SET EXERCISE |
Omit every picture while repeating the entries exactly.

-*-

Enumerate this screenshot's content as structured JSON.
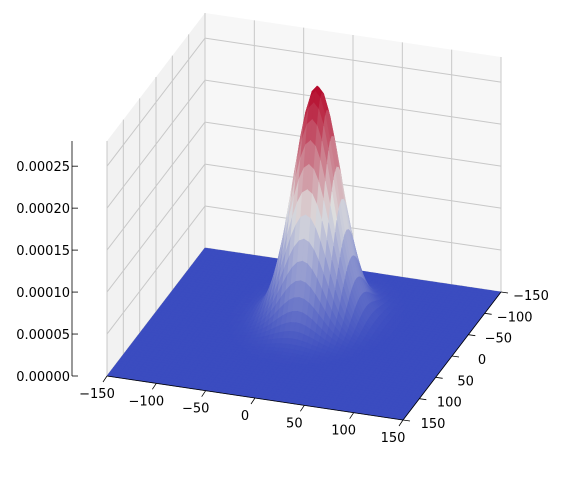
{
  "chart_data": {
    "type": "surface3d",
    "title": "",
    "xlabel": "",
    "ylabel": "",
    "zlabel": "",
    "colormap": "coolwarm",
    "color_low": "#3b4cc0",
    "color_mid": "#dddddd",
    "color_high": "#b40426",
    "pane_color": "#f2f2f2",
    "grid_color": "#c8c8c8",
    "grid": true,
    "x_ticks": [
      "−150",
      "−100",
      "−50",
      "0",
      "50",
      "100",
      "150"
    ],
    "x_tick_values": [
      -150,
      -100,
      -50,
      0,
      50,
      100,
      150
    ],
    "y_ticks": [
      "−150",
      "−100",
      "−50",
      "0",
      "50",
      "100",
      "150"
    ],
    "y_tick_values": [
      -150,
      -100,
      -50,
      0,
      50,
      100,
      150
    ],
    "z_ticks": [
      "0.00000",
      "0.00005",
      "0.00010",
      "0.00015",
      "0.00020",
      "0.00025"
    ],
    "z_tick_values": [
      0,
      5e-05,
      0.0001,
      0.00015,
      0.0002,
      0.00025
    ],
    "xlim": [
      -150,
      150
    ],
    "ylim": [
      -150,
      150
    ],
    "zlim": [
      0,
      0.00028
    ],
    "surface": {
      "function": "gaussian_2d",
      "peak_x": 0,
      "peak_y": -40,
      "peak_z": 0.000275,
      "sigma_x": 22,
      "sigma_y": 30
    }
  }
}
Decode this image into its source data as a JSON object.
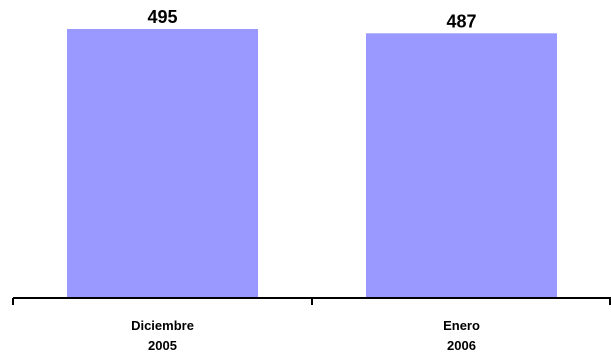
{
  "chart_data": {
    "type": "bar",
    "categories": [
      [
        "Diciembre",
        "2005"
      ],
      [
        "Enero",
        "2006"
      ]
    ],
    "values": [
      495,
      487
    ],
    "data_labels": [
      "495",
      "487"
    ],
    "bar_color": "#9999FF",
    "axis_color": "#000000",
    "grid": false,
    "legend": "none"
  }
}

-*-

TASK OUTPUT |
Enumerate this screenshot's content as structured JSON.
{
  "chart_data": {
    "type": "surface3d",
    "title": "",
    "xlabel": "",
    "ylabel": "",
    "zlabel": "",
    "colormap": "coolwarm",
    "color_low": "#3b4cc0",
    "color_mid": "#dddddd",
    "color_high": "#b40426",
    "pane_color": "#f2f2f2",
    "grid_color": "#c8c8c8",
    "grid": true,
    "x_ticks": [
      "−150",
      "−100",
      "−50",
      "0",
      "50",
      "100",
      "150"
    ],
    "x_tick_values": [
      -150,
      -100,
      -50,
      0,
      50,
      100,
      150
    ],
    "y_ticks": [
      "−150",
      "−100",
      "−50",
      "0",
      "50",
      "100",
      "150"
    ],
    "y_tick_values": [
      -150,
      -100,
      -50,
      0,
      50,
      100,
      150
    ],
    "z_ticks": [
      "0.00000",
      "0.00005",
      "0.00010",
      "0.00015",
      "0.00020",
      "0.00025"
    ],
    "z_tick_values": [
      0,
      5e-05,
      0.0001,
      0.00015,
      0.0002,
      0.00025
    ],
    "xlim": [
      -150,
      150
    ],
    "ylim": [
      -150,
      150
    ],
    "zlim": [
      0,
      0.00028
    ],
    "surface": {
      "function": "gaussian_2d",
      "peak_x": 0,
      "peak_y": -40,
      "peak_z": 0.000275,
      "sigma_x": 22,
      "sigma_y": 30
    }
  }
}
Decode this image into its source data as a JSON object.
{
  "chart_data": {
    "type": "bar",
    "categories": [
      [
        "Diciembre",
        "2005"
      ],
      [
        "Enero",
        "2006"
      ]
    ],
    "values": [
      495,
      487
    ],
    "data_labels": [
      "495",
      "487"
    ],
    "bar_color": "#9999FF",
    "axis_color": "#000000",
    "grid": false,
    "legend": "none"
  }
}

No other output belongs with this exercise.